[Rows from a dataset]
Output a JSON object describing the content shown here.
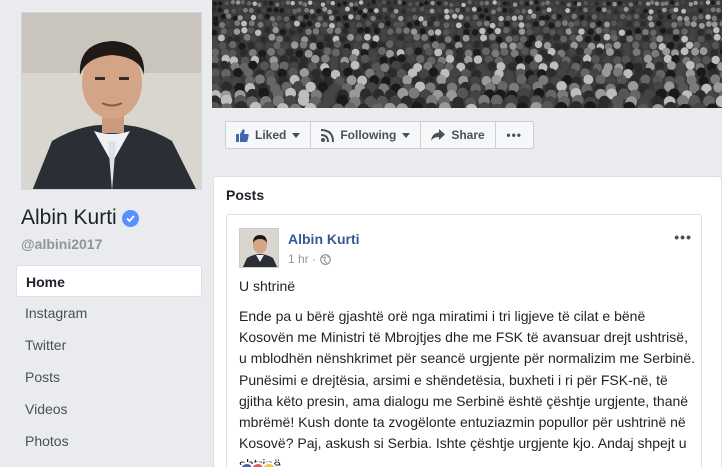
{
  "profile": {
    "name": "Albin Kurti",
    "handle": "@albini2017",
    "verified_color": "#5890ff"
  },
  "nav": {
    "items": [
      {
        "label": "Home",
        "active": true
      },
      {
        "label": "Instagram"
      },
      {
        "label": "Twitter"
      },
      {
        "label": "Posts"
      },
      {
        "label": "Videos"
      },
      {
        "label": "Photos"
      }
    ]
  },
  "actions": {
    "liked_label": "Liked",
    "following_label": "Following",
    "share_label": "Share",
    "more_label": "•••"
  },
  "posts": {
    "section_title": "Posts",
    "post": {
      "author": "Albin Kurti",
      "time": "1 hr ·",
      "more_label": "•••",
      "lead": "U shtrinë",
      "body": "Ende pa u bërë gjashtë orë nga miratimi i tri ligjeve të cilat e bënë Kosovën me Ministri të Mbrojtjes dhe me FSK të avansuar drejt ushtrisë, u mblodhën nënshkrimet për seancë urgjente për normalizim me Serbinë. Punësimi e drejtësia, arsimi e shëndetësia, buxheti i ri për FSK-në, të gjitha këto presin, ama dialogu me Serbinë është çështje urgjente, thanë mbrëmë! Kush donte ta zvogëlonte entuziazmin popullor për ushtrinë në Kosovë? Paj, askush si Serbia. Ishte çështje urgjente kjo. Andaj shpejt u shtrinë."
    }
  },
  "colors": {
    "link": "#365899",
    "page_bg": "#e9ebee",
    "like_blue": "#4267b2"
  },
  "icons": [
    "thumbs-up-icon",
    "rss-icon",
    "share-arrow-icon",
    "globe-icon",
    "verified-check-icon",
    "caret-down-icon"
  ]
}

> What is being asked: Set each line of the records down exactly, leaving every picture out.

> Written response:
Output a JSON object describing the content shown here.
{
  "profile": {
    "name": "Albin Kurti",
    "handle": "@albini2017",
    "verified_color": "#5890ff"
  },
  "nav": {
    "items": [
      {
        "label": "Home",
        "active": true
      },
      {
        "label": "Instagram"
      },
      {
        "label": "Twitter"
      },
      {
        "label": "Posts"
      },
      {
        "label": "Videos"
      },
      {
        "label": "Photos"
      }
    ]
  },
  "actions": {
    "liked_label": "Liked",
    "following_label": "Following",
    "share_label": "Share",
    "more_label": "•••"
  },
  "posts": {
    "section_title": "Posts",
    "post": {
      "author": "Albin Kurti",
      "time": "1 hr ·",
      "more_label": "•••",
      "lead": "U shtrinë",
      "body": "Ende pa u bërë gjashtë orë nga miratimi i tri ligjeve të cilat e bënë Kosovën me Ministri të Mbrojtjes dhe me FSK të avansuar drejt ushtrisë, u mblodhën nënshkrimet për seancë urgjente për normalizim me Serbinë. Punësimi e drejtësia, arsimi e shëndetësia, buxheti i ri për FSK-në, të gjitha këto presin, ama dialogu me Serbinë është çështje urgjente, thanë mbrëmë! Kush donte ta zvogëlonte entuziazmin popullor për ushtrinë në Kosovë? Paj, askush si Serbia. Ishte çështje urgjente kjo. Andaj shpejt u shtrinë."
    }
  },
  "colors": {
    "link": "#365899",
    "page_bg": "#e9ebee",
    "like_blue": "#4267b2"
  },
  "icons": [
    "thumbs-up-icon",
    "rss-icon",
    "share-arrow-icon",
    "globe-icon",
    "verified-check-icon",
    "caret-down-icon"
  ]
}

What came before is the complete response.